Show all lines from the listing below that contain "document".
○ ○ ○ ○ ○
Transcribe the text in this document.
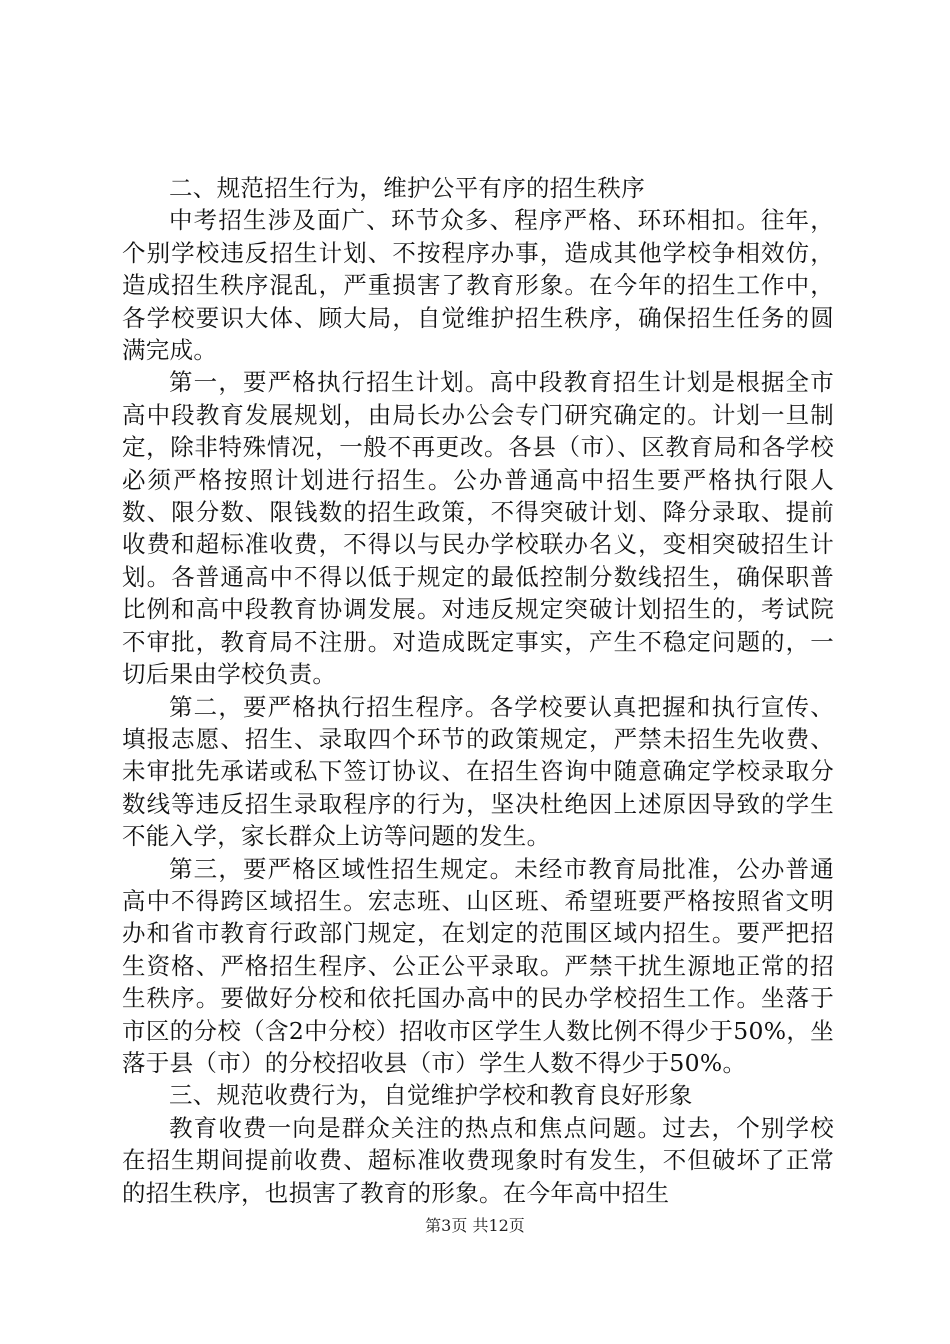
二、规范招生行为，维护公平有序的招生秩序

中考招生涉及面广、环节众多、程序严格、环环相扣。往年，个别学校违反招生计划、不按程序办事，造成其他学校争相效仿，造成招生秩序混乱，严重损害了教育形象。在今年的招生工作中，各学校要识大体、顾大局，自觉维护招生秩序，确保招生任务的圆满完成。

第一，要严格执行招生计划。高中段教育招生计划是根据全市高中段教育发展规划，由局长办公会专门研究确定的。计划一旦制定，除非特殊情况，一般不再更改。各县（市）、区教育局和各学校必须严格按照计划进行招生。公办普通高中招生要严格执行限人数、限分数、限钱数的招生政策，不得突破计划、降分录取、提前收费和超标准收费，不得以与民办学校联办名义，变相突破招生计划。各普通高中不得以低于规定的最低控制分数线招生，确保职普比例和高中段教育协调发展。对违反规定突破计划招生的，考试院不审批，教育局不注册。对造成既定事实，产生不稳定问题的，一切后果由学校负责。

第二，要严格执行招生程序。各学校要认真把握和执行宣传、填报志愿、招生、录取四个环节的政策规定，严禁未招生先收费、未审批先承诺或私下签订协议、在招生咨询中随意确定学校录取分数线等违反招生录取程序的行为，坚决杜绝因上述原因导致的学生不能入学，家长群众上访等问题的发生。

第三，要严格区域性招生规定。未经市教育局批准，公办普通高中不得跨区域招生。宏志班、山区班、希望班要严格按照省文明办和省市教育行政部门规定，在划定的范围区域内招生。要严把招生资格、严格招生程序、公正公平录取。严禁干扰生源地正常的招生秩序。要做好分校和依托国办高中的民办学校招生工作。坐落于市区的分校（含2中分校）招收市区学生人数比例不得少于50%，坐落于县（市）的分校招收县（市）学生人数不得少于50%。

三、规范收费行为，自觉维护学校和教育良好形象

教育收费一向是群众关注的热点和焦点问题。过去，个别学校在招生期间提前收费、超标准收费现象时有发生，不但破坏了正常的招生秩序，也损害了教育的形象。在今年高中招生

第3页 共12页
○ ○ ○ ○ ○
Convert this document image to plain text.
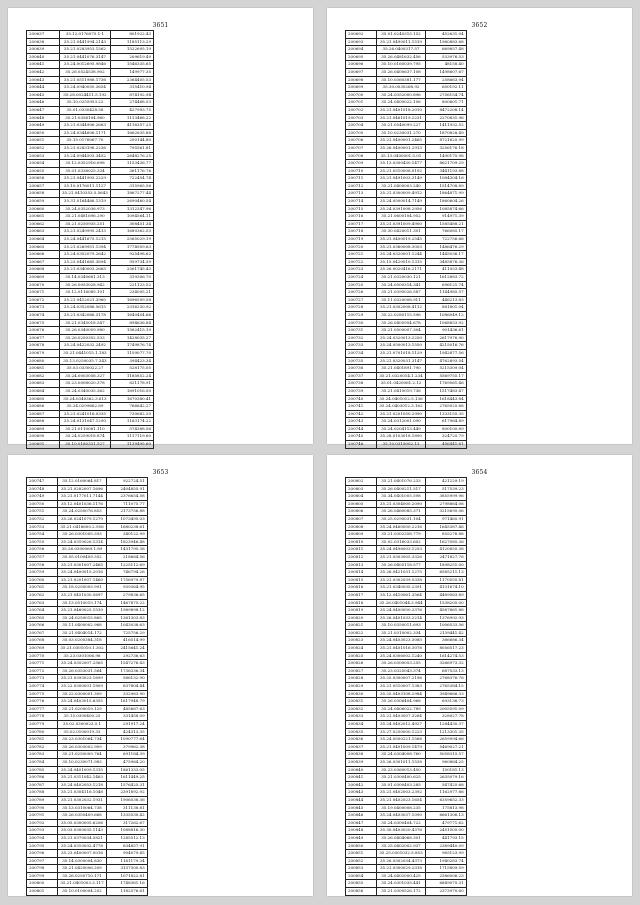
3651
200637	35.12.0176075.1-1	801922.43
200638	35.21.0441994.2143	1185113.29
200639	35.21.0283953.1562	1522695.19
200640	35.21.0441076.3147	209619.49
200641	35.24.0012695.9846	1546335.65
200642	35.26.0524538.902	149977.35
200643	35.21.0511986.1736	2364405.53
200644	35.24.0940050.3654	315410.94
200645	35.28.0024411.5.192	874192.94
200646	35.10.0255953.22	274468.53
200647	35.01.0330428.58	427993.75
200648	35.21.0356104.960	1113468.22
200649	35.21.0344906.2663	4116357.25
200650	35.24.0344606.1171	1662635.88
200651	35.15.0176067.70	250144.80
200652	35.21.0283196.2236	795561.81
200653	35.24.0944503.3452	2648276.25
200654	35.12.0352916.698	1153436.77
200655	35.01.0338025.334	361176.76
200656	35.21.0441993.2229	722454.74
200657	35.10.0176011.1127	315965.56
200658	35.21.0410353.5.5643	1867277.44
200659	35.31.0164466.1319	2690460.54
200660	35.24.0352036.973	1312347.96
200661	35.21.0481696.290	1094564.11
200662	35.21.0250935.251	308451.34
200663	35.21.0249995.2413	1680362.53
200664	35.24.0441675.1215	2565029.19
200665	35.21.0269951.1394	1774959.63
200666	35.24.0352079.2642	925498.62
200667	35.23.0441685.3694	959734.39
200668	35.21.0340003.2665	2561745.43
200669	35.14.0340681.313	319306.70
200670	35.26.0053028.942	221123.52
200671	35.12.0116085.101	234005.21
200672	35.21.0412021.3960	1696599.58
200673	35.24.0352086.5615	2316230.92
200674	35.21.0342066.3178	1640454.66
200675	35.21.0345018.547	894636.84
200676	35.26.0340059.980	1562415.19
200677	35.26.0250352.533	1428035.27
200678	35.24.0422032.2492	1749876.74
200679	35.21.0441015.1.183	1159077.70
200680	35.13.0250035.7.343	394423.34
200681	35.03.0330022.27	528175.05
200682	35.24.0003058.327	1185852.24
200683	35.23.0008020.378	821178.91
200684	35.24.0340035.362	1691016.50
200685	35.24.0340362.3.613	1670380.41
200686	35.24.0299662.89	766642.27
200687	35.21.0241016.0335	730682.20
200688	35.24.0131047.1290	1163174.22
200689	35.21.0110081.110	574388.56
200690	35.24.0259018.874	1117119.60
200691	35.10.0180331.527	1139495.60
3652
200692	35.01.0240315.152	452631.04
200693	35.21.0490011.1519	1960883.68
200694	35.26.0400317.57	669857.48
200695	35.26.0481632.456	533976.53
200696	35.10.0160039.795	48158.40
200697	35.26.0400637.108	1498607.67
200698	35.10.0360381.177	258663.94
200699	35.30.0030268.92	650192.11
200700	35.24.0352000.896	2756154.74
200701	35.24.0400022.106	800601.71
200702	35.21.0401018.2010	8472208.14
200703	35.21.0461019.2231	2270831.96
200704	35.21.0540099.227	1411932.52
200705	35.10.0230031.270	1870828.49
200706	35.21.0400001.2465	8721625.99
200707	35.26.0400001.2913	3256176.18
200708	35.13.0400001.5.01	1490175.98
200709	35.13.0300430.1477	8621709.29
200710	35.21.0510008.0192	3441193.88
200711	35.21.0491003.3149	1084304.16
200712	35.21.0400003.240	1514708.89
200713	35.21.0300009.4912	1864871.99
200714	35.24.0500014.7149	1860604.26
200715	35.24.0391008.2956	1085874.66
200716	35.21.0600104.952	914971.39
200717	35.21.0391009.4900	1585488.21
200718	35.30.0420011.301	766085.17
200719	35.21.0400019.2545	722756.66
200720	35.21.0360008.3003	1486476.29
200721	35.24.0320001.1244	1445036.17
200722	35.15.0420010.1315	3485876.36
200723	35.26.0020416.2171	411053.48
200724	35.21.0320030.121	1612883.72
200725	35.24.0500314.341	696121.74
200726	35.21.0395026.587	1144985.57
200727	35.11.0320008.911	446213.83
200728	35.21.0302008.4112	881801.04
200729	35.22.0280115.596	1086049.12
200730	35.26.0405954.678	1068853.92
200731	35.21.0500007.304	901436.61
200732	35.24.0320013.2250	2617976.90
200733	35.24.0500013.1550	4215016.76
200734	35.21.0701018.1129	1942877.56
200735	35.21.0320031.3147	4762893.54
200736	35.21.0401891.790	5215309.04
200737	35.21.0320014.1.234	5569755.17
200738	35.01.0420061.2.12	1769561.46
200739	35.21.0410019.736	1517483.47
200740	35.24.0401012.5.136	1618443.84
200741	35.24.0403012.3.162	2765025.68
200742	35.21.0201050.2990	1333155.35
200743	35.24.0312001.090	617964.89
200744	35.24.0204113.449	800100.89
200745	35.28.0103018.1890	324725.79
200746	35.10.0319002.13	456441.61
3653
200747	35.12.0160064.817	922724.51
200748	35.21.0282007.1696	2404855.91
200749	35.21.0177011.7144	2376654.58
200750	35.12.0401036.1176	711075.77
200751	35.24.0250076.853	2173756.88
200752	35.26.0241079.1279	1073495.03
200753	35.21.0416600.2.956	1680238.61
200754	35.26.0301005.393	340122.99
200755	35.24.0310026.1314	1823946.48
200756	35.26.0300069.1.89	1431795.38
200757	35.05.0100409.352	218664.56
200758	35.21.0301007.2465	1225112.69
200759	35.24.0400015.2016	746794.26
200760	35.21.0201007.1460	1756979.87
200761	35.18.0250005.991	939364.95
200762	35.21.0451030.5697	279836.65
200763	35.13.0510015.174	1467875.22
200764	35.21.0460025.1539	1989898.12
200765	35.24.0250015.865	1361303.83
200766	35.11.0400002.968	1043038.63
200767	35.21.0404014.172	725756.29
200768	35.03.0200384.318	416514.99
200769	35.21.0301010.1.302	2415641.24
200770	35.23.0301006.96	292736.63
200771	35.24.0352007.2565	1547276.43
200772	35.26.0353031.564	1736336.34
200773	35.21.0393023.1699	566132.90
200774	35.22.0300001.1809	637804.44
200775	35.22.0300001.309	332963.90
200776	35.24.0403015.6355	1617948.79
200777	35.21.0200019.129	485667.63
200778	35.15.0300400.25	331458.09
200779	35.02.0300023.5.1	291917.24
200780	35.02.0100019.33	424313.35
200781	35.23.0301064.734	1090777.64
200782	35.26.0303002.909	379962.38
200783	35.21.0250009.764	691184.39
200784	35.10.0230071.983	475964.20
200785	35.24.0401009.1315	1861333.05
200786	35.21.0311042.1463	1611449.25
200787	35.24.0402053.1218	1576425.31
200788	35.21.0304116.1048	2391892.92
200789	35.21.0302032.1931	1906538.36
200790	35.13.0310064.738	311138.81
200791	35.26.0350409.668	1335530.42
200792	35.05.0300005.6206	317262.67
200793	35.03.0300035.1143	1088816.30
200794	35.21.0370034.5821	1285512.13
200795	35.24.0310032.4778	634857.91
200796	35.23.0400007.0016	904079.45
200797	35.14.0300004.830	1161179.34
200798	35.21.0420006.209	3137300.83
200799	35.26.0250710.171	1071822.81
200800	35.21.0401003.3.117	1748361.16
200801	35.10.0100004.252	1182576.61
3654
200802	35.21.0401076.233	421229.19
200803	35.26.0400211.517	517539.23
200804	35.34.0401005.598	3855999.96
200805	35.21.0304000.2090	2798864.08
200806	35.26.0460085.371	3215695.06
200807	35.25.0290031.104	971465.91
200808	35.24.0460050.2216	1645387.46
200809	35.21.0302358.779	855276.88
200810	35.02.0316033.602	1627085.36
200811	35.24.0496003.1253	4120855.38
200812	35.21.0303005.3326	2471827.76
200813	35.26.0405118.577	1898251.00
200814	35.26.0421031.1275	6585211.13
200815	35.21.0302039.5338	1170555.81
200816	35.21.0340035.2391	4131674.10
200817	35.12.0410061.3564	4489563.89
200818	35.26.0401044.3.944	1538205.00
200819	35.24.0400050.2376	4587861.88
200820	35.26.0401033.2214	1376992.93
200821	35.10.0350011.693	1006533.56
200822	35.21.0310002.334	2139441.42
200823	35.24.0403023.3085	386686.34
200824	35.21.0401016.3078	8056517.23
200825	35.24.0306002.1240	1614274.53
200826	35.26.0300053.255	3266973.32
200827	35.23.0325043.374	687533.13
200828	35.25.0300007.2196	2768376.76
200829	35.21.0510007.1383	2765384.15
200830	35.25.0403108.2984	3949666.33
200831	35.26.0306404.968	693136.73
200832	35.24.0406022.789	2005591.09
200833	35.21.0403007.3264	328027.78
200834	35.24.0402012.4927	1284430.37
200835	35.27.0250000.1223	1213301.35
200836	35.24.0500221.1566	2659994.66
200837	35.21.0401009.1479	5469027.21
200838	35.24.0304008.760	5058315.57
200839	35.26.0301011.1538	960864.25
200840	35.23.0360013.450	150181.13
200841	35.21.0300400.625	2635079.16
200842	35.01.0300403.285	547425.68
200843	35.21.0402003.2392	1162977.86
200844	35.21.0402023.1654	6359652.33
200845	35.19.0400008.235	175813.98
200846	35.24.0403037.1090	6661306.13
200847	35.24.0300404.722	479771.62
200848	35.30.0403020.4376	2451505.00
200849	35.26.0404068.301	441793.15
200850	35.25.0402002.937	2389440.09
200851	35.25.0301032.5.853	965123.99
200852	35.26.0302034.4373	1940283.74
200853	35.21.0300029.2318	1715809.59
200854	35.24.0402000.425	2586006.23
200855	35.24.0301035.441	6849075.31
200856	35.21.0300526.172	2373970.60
○ ○ ○ ○ ○
Result for this exercise>
Transcribe the text in this document.
Convert this document image to plain text.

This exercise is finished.